** start of DATA PROVIDED **

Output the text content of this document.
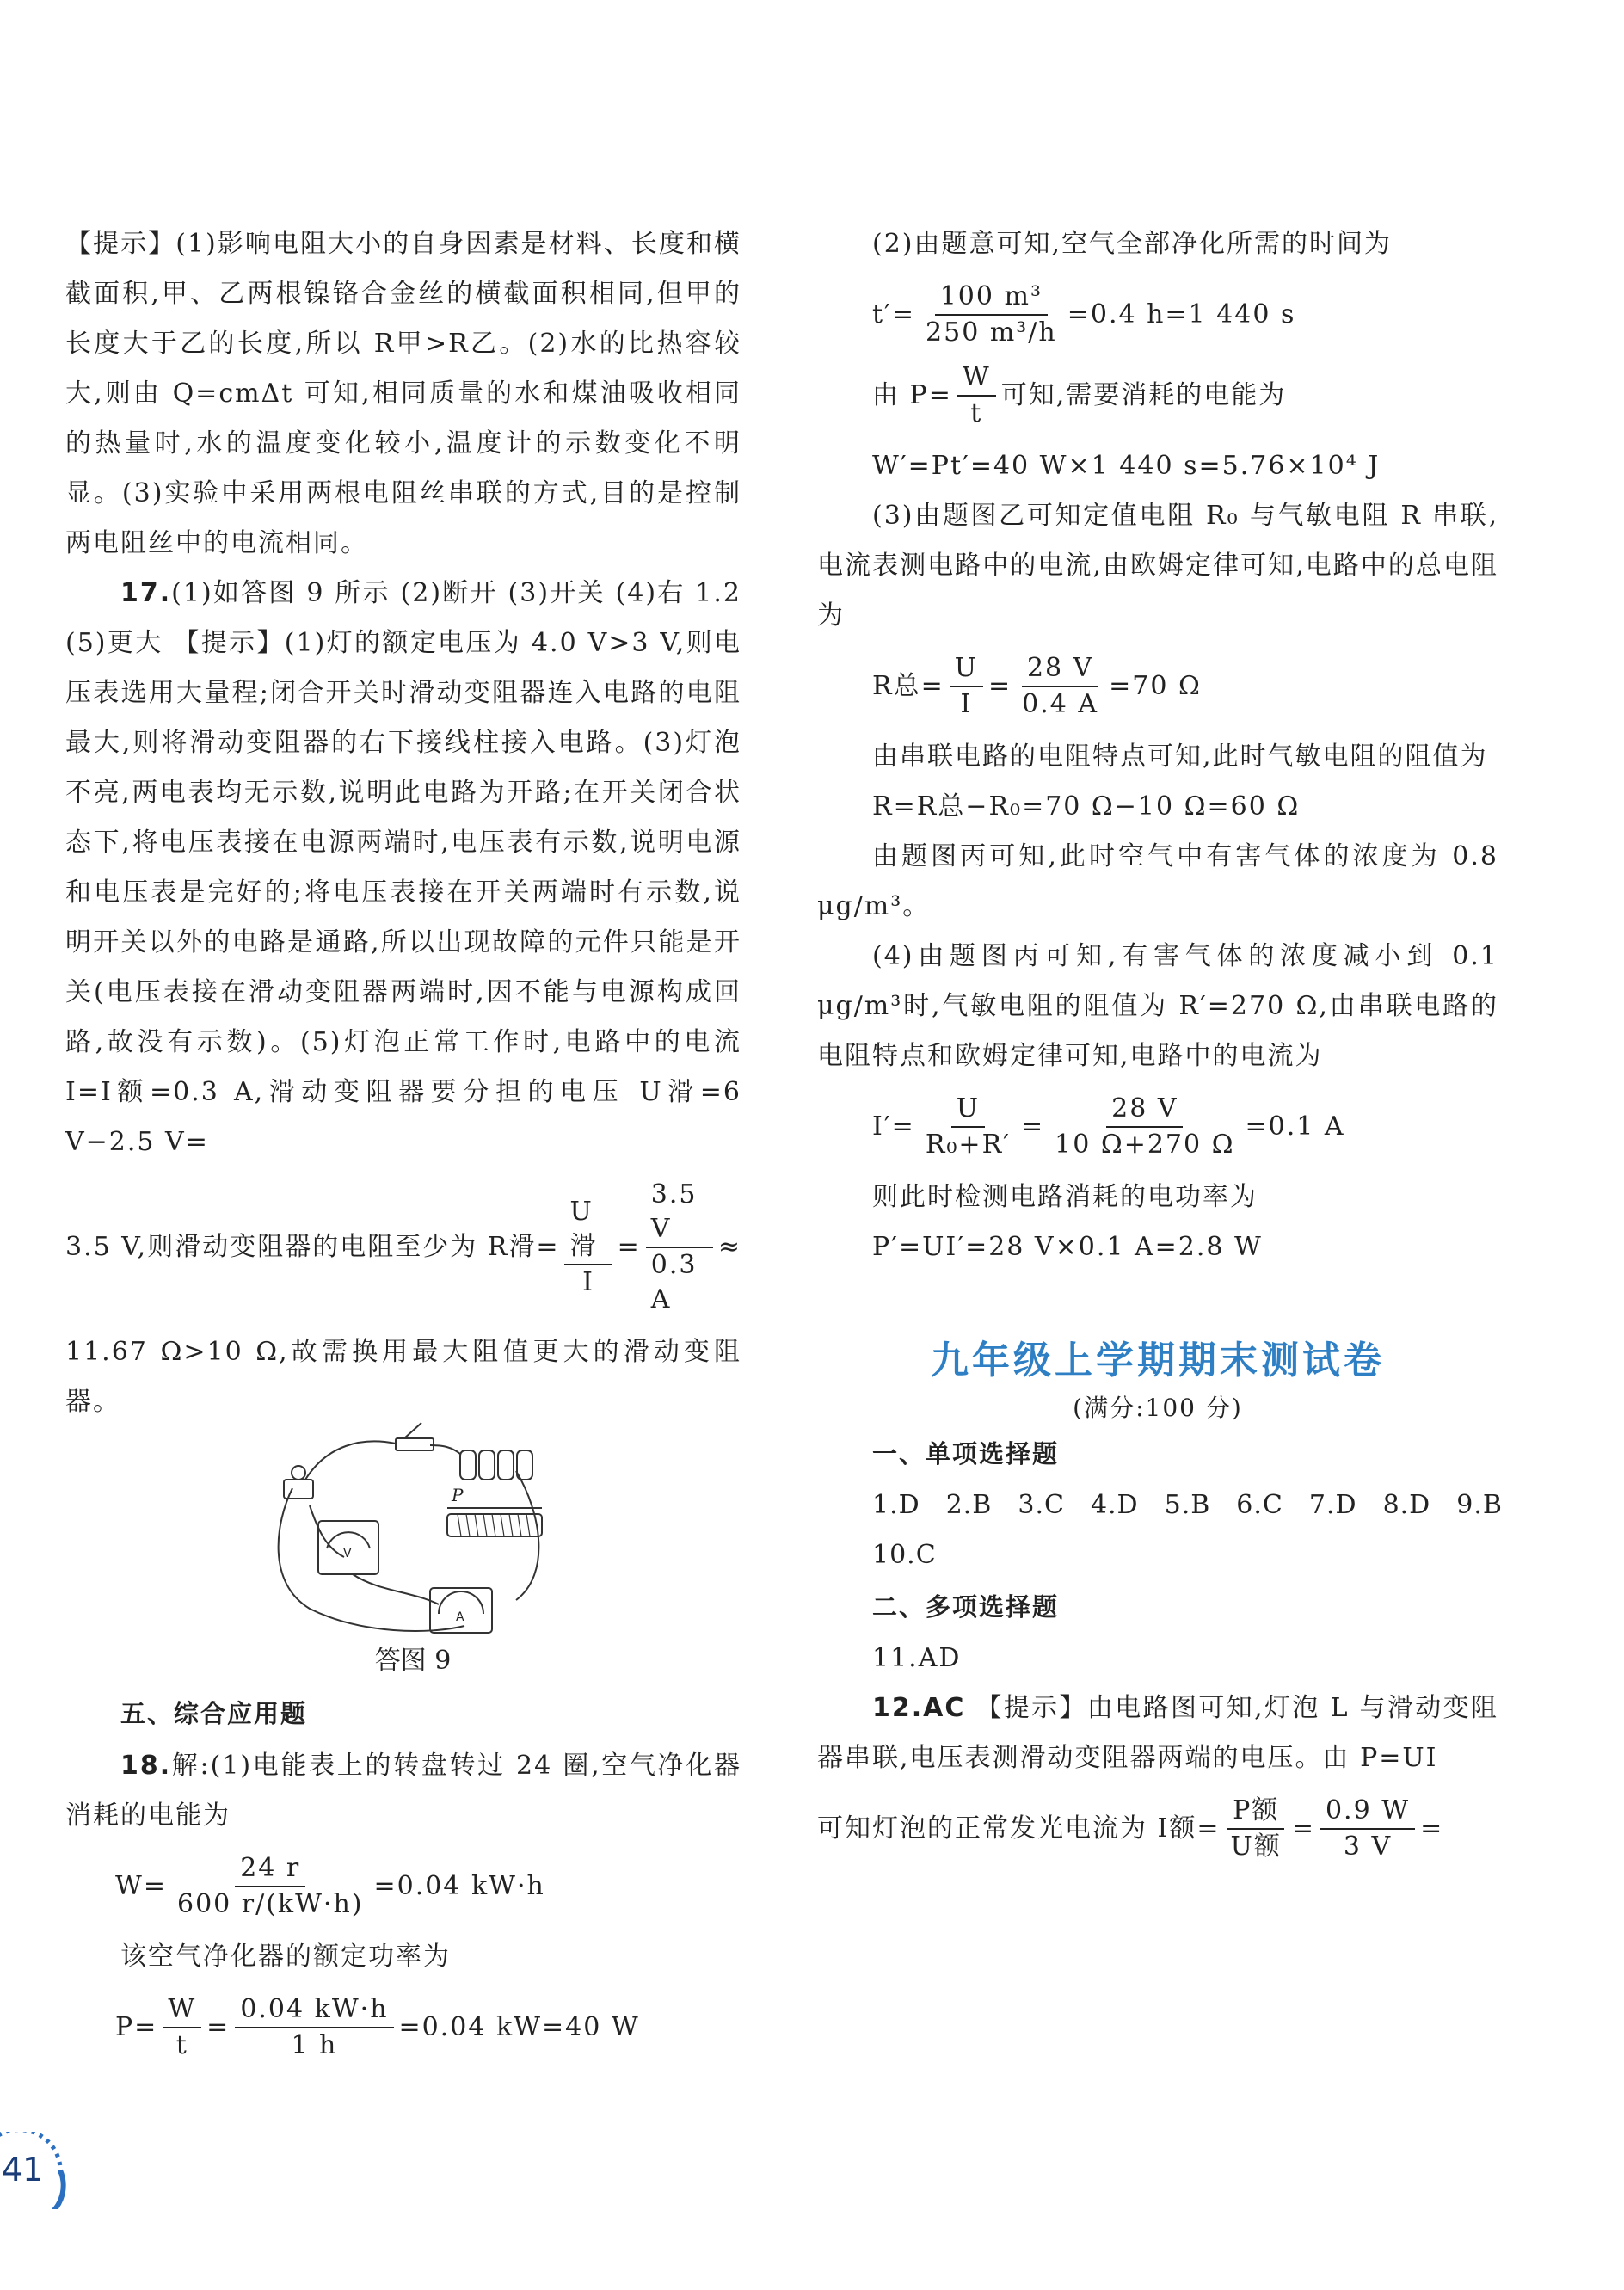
【提示】(1)影响电阻大小的自身因素是材料、长度和横截面积,甲、乙两根镍铬合金丝的横截面积相同,但甲的长度大于乙的长度,所以 R甲>R乙。(2)水的比热容较大,则由 Q=cmΔt 可知,相同质量的水和煤油吸收相同的热量时,水的温度变化较小,温度计的示数变化不明显。(3)实验中采用两根电阻丝串联的方式,目的是控制两电阻丝中的电流相同。

17.(1)如答图 9 所示 (2)断开 (3)开关 (4)右 1.2 (5)更大 【提示】(1)灯的额定电压为 4.0 V>3 V,则电压表选用大量程;闭合开关时滑动变阻器连入电路的电阻最大,则将滑动变阻器的右下接线柱接入电路。(3)灯泡不亮,两电表均无示数,说明此电路为开路;在开关闭合状态下,将电压表接在电源两端时,电压表有示数,说明电源和电压表是完好的;将电压表接在开关两端时有示数,说明开关以外的电路是通路,所以出现故障的元件只能是开关(电压表接在滑动变阻器两端时,因不能与电源构成回路,故没有示数)。(5)灯泡正常工作时,电路中的电流 I=I额=0.3 A,滑动变阻器要分担的电压 U滑=6 V−2.5 V=

3.5 V,则滑动变阻器的电阻至少为 R滑= $\frac{\text{U滑}}{I} = \frac{3.5 V}{0.3 A}$ ≈

11.67 Ω>10 Ω,故需换用最大阻值更大的滑动变阻器。

P
V
A
答图 9

五、综合应用题

18.解:(1)电能表上的转盘转过 24 圈,空气净化器消耗的电能为

$W= \frac{24 r}{600 r/(kW\cdot h)} =0.04$ kW·h

该空气净化器的额定功率为

$P= \frac{W}{t} = \frac{0.04 kW\cdot h}{1 h} =0.04$ kW=40 W

(2)由题意可知,空气全部净化所需的时间为

$t'= \frac{\text{100 m³}}{\text{250 m³/h}} =0.4$ h=1 440 s
由 $P= \frac{W}{t}$ 可知,需要消耗的电能为

W′=Pt′=40 W×1 440 s=5.76×10⁴ J

(3)由题图乙可知定值电阻 R₀ 与气敏电阻 R 串联,电流表测电路中的电流,由欧姆定律可知,电路中的总电阻为

R总= $\frac{U}{I} = \frac{28 V}{0.4 A} =70$ Ω

由串联电路的电阻特点可知,此时气敏电阻的阻值为

R=R总−R₀=70 Ω−10 Ω=60 Ω

由题图丙可知,此时空气中有害气体的浓度为 0.8 μg/m³。

(4)由题图丙可知,有害气体的浓度减小到 0.1 μg/m³时,气敏电阻的阻值为 R′=270 Ω,由串联电路的电阻特点和欧姆定律可知,电路中的电流为

$I'= \frac{U}{\text{R₀+R′}} = \frac{28 V}{10 \Omega+270 \Omega} =0.1$ A

则此时检测电路消耗的电功率为

P′=UI′=28 V×0.1 A=2.8 W

九年级上学期期末测试卷
(满分:100 分)

一、单项选择题

1.D 2.B 3.C 4.D 5.B 6.C 7.D 8.D 9.B
10.C

二、多项选择题

11.AD

12.AC 【提示】由电路图可知,灯泡 L 与滑动变阻器串联,电压表测滑动变阻器两端的电压。由 P=UI

可知灯泡的正常发光电流为 I额= $\frac{\text{P额}}{\text{U额}} = \frac{0.9 W}{3 V}$ =
41
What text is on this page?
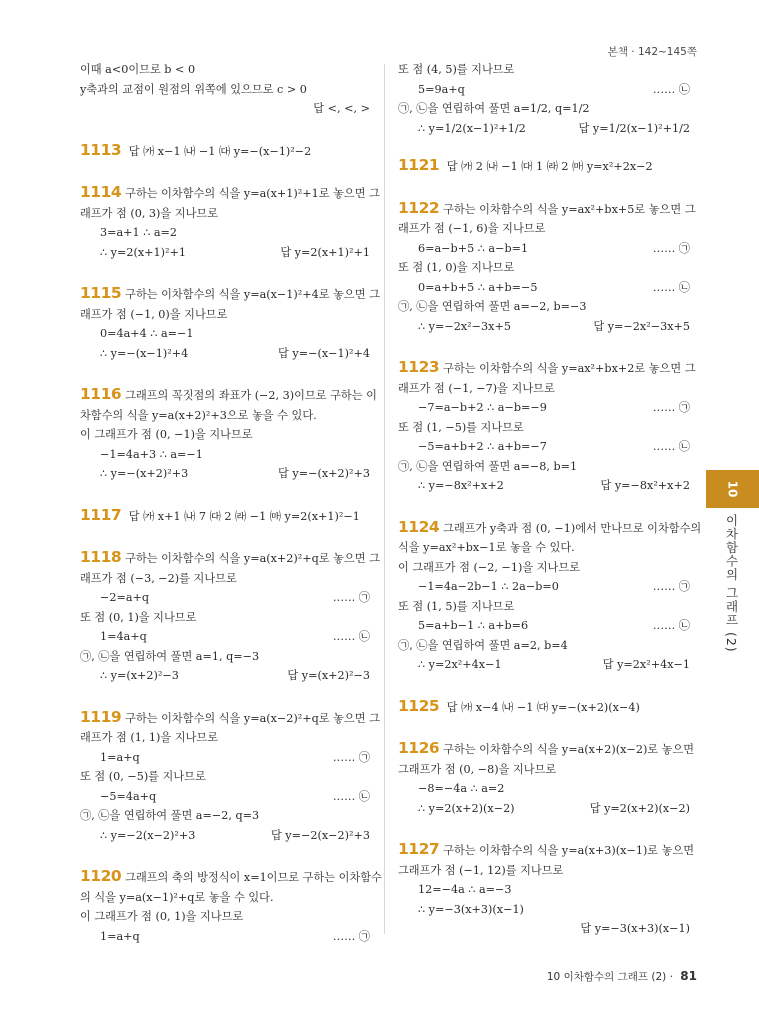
본책 · 142~145쪽
이때 a<0이므로 b < 0
y축과의 교점이 원점의 위쪽에 있으므로 c > 0
답 <, <, >
1113 답 ㈎ x−1 ㈏ −1 ㈐ y=−(x−1)²−2
1114 구하는 이차함수의 식을 y=a(x+1)²+1로 놓으면 그
래프가 점 (0, 3)을 지나므로
3=a+1 ∴ a=2
∴ y=2(x+1)²+1	답 y=2(x+1)²+1
1115 구하는 이차함수의 식을 y=a(x−1)²+4로 놓으면 그
래프가 점 (−1, 0)을 지나므로
0=4a+4 ∴ a=−1
∴ y=−(x−1)²+4	답 y=−(x−1)²+4
1116 그래프의 꼭짓점의 좌표가 (−2, 3)이므로 구하는 이
차함수의 식을 y=a(x+2)²+3으로 놓을 수 있다.
이 그래프가 점 (0, −1)을 지나므로
−1=4a+3 ∴ a=−1
∴ y=−(x+2)²+3	답 y=−(x+2)²+3
1117 답 ㈎ x+1 ㈏ 7 ㈐ 2 ㈑ −1 ㈒ y=2(x+1)²−1
1118 구하는 이차함수의 식을 y=a(x+2)²+q로 놓으면 그
래프가 점 (−3, −2)를 지나므로
−2=a+q	…… ㉠
또 점 (0, 1)을 지나므로
1=4a+q	…… ㉡
㉠, ㉡을 연립하여 풀면 a=1, q=−3
∴ y=(x+2)²−3	답 y=(x+2)²−3
1119 구하는 이차함수의 식을 y=a(x−2)²+q로 놓으면 그
래프가 점 (1, 1)을 지나므로
1=a+q	…… ㉠
또 점 (0, −5)를 지나므로
−5=4a+q	…… ㉡
㉠, ㉡을 연립하여 풀면 a=−2, q=3
∴ y=−2(x−2)²+3	답 y=−2(x−2)²+3
1120 그래프의 축의 방정식이 x=1이므로 구하는 이차함수
의 식을 y=a(x−1)²+q로 놓을 수 있다.
이 그래프가 점 (0, 1)을 지나므로
1=a+q	…… ㉠
또 점 (4, 5)를 지나므로
5=9a+q	…… ㉡
㉠, ㉡을 연립하여 풀면 a=1/2, q=1/2
∴ y=1/2(x−1)²+1/2	답 y=1/2(x−1)²+1/2
1121 답 ㈎ 2 ㈏ −1 ㈐ 1 ㈑ 2 ㈒ y=x²+2x−2
1122 구하는 이차함수의 식을 y=ax²+bx+5로 놓으면 그
래프가 점 (−1, 6)을 지나므로
6=a−b+5 ∴ a−b=1	…… ㉠
또 점 (1, 0)을 지나므로
0=a+b+5 ∴ a+b=−5	…… ㉡
㉠, ㉡을 연립하여 풀면 a=−2, b=−3
∴ y=−2x²−3x+5	답 y=−2x²−3x+5
1123 구하는 이차함수의 식을 y=ax²+bx+2로 놓으면 그
래프가 점 (−1, −7)을 지나므로
−7=a−b+2 ∴ a−b=−9	…… ㉠
또 점 (1, −5)를 지나므로
−5=a+b+2 ∴ a+b=−7	…… ㉡
㉠, ㉡을 연립하여 풀면 a=−8, b=1
∴ y=−8x²+x+2	답 y=−8x²+x+2
1124 그래프가 y축과 점 (0, −1)에서 만나므로 이차함수의
식을 y=ax²+bx−1로 놓을 수 있다.
이 그래프가 점 (−2, −1)을 지나므로
−1=4a−2b−1 ∴ 2a−b=0	…… ㉠
또 점 (1, 5)를 지나므로
5=a+b−1 ∴ a+b=6	…… ㉡
㉠, ㉡을 연립하여 풀면 a=2, b=4
∴ y=2x²+4x−1	답 y=2x²+4x−1
1125 답 ㈎ x−4 ㈏ −1 ㈐ y=−(x+2)(x−4)
1126 구하는 이차함수의 식을 y=a(x+2)(x−2)로 놓으면
그래프가 점 (0, −8)을 지나므로
−8=−4a ∴ a=2
∴ y=2(x+2)(x−2)	답 y=2(x+2)(x−2)
1127 구하는 이차함수의 식을 y=a(x+3)(x−1)로 놓으면
그래프가 점 (−1, 12)를 지나므로
12=−4a ∴ a=−3
∴ y=−3(x+3)(x−1)
답 y=−3(x+3)(x−1)
10
이차함수의 그래프 (2)
10 이차함수의 그래프 (2) · 81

** end of DATA PROVIDED **

*REQUIRED TASK*: Give only the number of lines in the material above that hold the word "연립하여".

*SOLUTION BELOW*: 6